··· EXTRACTED DATA
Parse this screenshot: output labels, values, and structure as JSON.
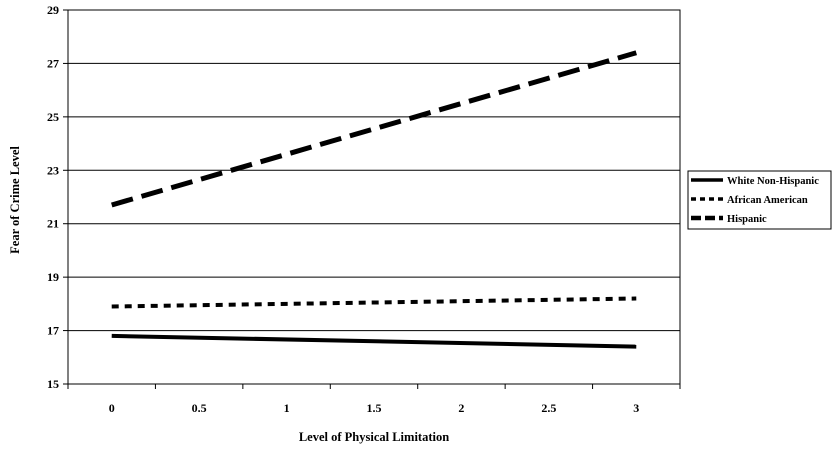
{
  "chart_data": {
    "type": "line",
    "title": "",
    "xlabel": "Level of Physical Limitation",
    "ylabel": "Fear of Crime Level",
    "x": [
      0,
      3
    ],
    "xticks": [
      0,
      0.5,
      1,
      1.5,
      2,
      2.5,
      3
    ],
    "xtick_labels": [
      "0",
      "0.5",
      "1",
      "1.5",
      "2",
      "2.5",
      "3"
    ],
    "xlim": [
      -0.25,
      3.25
    ],
    "ylim": [
      15,
      29
    ],
    "yticks": [
      15,
      17,
      19,
      21,
      23,
      25,
      27,
      29
    ],
    "ytick_labels": [
      "15",
      "17",
      "19",
      "21",
      "23",
      "25",
      "27",
      "29"
    ],
    "grid": "horizontal",
    "legend_position": "right",
    "series": [
      {
        "name": "White Non-Hispanic",
        "values": [
          16.8,
          16.4
        ],
        "style": "solid",
        "color": "#000000"
      },
      {
        "name": "African American",
        "values": [
          17.9,
          18.2
        ],
        "style": "dotted",
        "color": "#000000"
      },
      {
        "name": "Hispanic",
        "values": [
          21.7,
          27.4
        ],
        "style": "dashed",
        "color": "#000000"
      }
    ]
  }
}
······
▶ [EXERCISE DETAILS]
Output the data above without changes, apart from leaving out the pictures.

▶ [FINISHED TASK]
Parse this screenshot: output labels, values, and structure as JSON.
{
  "chart_data": {
    "type": "line",
    "title": "",
    "xlabel": "Level of Physical Limitation",
    "ylabel": "Fear of Crime Level",
    "x": [
      0,
      3
    ],
    "xticks": [
      0,
      0.5,
      1,
      1.5,
      2,
      2.5,
      3
    ],
    "xtick_labels": [
      "0",
      "0.5",
      "1",
      "1.5",
      "2",
      "2.5",
      "3"
    ],
    "xlim": [
      -0.25,
      3.25
    ],
    "ylim": [
      15,
      29
    ],
    "yticks": [
      15,
      17,
      19,
      21,
      23,
      25,
      27,
      29
    ],
    "ytick_labels": [
      "15",
      "17",
      "19",
      "21",
      "23",
      "25",
      "27",
      "29"
    ],
    "grid": "horizontal",
    "legend_position": "right",
    "series": [
      {
        "name": "White Non-Hispanic",
        "values": [
          16.8,
          16.4
        ],
        "style": "solid",
        "color": "#000000"
      },
      {
        "name": "African American",
        "values": [
          17.9,
          18.2
        ],
        "style": "dotted",
        "color": "#000000"
      },
      {
        "name": "Hispanic",
        "values": [
          21.7,
          27.4
        ],
        "style": "dashed",
        "color": "#000000"
      }
    ]
  }
}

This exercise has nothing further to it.